*** Given entries ***

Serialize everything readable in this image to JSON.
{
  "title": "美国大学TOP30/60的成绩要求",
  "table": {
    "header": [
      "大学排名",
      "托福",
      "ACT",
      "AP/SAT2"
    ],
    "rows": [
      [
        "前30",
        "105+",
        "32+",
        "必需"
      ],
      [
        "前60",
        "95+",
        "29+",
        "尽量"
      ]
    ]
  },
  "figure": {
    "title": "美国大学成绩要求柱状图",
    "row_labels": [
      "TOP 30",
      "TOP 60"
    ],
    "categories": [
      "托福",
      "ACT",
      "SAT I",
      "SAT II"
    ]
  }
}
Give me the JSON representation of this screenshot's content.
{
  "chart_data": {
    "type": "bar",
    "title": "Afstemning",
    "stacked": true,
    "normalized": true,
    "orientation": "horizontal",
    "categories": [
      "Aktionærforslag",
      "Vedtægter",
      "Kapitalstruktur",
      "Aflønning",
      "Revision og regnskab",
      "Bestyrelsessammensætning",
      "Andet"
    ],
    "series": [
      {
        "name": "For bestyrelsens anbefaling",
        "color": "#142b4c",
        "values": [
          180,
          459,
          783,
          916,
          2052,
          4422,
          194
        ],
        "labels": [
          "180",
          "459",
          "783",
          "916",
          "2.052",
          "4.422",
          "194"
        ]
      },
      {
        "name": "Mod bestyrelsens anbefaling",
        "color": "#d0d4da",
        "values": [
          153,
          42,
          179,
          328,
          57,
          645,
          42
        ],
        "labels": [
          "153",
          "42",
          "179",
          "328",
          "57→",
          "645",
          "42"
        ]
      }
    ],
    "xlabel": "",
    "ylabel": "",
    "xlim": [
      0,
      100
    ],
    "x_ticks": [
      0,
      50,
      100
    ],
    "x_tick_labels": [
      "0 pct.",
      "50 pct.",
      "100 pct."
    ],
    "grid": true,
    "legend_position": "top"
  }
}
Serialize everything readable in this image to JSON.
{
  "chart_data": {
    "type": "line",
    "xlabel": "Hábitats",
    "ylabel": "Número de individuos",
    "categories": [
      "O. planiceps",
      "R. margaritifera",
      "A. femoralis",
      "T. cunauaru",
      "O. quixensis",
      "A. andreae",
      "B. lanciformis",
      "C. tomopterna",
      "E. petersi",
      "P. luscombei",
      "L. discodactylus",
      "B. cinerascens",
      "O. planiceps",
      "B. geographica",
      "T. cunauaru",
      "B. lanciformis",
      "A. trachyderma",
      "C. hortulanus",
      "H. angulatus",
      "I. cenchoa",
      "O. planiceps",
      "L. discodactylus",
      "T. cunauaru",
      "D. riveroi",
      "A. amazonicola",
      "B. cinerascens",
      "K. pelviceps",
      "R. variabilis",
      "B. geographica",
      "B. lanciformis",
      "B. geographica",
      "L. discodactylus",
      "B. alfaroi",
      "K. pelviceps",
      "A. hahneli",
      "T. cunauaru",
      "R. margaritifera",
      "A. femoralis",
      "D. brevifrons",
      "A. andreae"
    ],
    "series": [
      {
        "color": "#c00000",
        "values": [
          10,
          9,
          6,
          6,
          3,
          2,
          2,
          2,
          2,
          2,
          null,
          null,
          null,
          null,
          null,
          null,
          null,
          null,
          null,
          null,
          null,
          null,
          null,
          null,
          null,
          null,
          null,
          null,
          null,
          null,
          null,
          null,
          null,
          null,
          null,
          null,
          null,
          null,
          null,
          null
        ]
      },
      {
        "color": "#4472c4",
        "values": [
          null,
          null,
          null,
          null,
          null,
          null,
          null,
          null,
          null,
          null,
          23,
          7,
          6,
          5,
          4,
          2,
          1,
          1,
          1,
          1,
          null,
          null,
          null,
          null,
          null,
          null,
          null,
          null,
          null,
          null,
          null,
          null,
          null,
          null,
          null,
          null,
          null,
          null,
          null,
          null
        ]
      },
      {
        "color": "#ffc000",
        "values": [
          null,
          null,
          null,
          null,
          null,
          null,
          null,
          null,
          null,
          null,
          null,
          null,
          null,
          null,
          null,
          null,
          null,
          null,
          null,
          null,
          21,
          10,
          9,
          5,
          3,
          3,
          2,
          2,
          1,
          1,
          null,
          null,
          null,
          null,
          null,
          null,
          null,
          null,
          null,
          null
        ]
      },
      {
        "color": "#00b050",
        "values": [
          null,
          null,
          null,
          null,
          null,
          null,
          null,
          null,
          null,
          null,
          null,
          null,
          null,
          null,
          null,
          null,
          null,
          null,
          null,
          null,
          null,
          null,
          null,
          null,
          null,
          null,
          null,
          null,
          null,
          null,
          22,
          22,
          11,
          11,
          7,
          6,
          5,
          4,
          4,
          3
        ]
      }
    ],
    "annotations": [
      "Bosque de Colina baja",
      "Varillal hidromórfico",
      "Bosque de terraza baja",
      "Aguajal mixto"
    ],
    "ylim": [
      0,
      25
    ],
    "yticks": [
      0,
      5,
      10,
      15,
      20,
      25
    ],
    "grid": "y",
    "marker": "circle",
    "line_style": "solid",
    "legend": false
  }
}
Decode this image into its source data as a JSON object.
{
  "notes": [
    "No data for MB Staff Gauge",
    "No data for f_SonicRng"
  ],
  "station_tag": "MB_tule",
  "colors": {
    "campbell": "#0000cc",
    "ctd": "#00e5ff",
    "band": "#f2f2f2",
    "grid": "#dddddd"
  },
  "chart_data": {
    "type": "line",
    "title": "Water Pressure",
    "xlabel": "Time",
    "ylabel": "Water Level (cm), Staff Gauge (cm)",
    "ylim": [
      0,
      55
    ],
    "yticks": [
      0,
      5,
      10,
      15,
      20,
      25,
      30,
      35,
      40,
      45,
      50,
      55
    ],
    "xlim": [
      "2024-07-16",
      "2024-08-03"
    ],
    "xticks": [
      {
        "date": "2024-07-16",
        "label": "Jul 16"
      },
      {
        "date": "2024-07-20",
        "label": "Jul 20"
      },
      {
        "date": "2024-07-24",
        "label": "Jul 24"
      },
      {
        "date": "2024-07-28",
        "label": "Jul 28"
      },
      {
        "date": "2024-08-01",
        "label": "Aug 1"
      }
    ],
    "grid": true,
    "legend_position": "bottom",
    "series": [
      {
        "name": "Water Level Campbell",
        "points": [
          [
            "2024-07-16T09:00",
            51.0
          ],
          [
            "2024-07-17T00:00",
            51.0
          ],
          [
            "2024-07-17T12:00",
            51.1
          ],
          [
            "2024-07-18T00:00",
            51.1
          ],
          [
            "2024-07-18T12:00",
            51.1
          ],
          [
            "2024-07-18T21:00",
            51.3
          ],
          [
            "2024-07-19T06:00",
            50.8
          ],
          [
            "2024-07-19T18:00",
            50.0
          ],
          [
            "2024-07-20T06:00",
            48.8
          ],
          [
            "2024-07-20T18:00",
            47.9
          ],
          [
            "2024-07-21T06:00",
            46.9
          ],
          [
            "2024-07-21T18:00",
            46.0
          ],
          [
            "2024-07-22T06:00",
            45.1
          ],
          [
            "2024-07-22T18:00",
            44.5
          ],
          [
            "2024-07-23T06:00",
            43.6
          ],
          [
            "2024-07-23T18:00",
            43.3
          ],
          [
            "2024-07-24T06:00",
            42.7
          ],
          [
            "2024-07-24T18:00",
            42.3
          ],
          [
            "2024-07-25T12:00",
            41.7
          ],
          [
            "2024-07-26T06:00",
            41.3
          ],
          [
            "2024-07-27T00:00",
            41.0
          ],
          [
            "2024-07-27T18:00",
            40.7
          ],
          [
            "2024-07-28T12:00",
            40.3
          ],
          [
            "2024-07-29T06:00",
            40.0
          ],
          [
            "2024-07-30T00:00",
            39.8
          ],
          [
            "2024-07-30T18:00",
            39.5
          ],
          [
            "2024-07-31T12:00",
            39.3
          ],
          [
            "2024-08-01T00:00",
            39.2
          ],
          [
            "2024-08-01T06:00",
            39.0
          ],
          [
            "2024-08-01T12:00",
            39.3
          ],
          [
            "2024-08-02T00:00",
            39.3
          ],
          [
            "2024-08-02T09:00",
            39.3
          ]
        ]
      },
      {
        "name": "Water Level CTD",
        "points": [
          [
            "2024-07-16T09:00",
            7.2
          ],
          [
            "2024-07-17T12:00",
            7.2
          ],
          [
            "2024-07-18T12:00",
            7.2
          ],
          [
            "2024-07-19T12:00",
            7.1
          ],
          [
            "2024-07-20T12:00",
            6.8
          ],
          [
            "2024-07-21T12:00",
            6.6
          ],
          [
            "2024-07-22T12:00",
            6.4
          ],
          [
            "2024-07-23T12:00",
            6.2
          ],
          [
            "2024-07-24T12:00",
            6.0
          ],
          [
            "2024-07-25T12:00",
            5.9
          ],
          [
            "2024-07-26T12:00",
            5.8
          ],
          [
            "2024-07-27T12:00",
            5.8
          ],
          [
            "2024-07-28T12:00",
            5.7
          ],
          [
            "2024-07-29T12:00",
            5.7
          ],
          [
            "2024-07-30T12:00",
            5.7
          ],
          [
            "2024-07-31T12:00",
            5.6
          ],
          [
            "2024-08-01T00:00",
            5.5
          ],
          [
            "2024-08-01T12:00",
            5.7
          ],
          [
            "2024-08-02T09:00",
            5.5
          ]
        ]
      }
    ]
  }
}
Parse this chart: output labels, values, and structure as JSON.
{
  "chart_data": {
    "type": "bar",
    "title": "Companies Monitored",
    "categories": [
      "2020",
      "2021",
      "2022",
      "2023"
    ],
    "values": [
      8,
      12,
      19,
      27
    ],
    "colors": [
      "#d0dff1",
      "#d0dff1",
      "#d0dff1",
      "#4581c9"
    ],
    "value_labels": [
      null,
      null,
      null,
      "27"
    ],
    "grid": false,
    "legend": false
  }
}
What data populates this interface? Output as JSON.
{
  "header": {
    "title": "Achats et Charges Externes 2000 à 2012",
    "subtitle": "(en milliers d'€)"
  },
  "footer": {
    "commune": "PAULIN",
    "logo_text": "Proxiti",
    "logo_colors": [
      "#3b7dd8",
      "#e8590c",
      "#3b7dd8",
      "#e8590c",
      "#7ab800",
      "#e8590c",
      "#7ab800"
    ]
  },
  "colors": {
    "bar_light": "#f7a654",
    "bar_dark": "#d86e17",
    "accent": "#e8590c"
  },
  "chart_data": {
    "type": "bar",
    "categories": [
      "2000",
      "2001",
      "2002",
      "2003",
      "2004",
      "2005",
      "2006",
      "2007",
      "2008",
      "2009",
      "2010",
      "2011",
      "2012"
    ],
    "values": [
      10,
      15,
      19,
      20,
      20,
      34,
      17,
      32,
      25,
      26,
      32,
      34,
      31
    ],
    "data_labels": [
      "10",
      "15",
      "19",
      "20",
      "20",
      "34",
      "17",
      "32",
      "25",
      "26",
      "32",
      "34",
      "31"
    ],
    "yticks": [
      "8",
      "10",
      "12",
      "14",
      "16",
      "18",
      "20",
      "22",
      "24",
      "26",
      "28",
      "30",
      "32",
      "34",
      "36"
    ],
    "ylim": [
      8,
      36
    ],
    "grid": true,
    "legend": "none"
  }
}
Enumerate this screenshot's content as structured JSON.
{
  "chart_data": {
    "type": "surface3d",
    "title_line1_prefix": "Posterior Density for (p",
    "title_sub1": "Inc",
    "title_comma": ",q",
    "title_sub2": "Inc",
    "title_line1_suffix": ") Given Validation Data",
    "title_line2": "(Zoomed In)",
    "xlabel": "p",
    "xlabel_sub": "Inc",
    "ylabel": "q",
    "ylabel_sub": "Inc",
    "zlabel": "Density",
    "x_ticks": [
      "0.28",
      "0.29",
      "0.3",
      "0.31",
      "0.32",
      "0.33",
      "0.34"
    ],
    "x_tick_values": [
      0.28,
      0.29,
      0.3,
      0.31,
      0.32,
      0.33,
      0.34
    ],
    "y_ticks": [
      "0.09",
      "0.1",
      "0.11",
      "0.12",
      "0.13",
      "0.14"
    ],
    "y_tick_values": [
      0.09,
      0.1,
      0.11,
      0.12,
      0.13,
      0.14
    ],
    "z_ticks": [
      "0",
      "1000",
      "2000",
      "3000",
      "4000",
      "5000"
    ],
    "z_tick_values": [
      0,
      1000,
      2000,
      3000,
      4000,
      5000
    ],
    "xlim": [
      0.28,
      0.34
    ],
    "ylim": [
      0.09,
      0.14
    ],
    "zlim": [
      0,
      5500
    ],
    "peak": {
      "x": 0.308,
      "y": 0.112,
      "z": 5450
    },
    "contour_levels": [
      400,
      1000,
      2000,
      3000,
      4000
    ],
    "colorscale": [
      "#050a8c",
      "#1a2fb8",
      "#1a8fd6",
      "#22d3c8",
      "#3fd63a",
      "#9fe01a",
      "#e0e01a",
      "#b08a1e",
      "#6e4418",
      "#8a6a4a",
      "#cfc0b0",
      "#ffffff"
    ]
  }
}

***

Write out every line of the entries that holds the word "this".

Serialize everything readable in this image to JSON.
Give me the JSON representation of this screenshot's content.
Serialize everything readable in this image to JSON.
Decode this image into its source data as a JSON object.
Parse this chart: output labels, values, and structure as JSON.
What data populates this interface? Output as JSON.
Enumerate this screenshot's content as structured JSON.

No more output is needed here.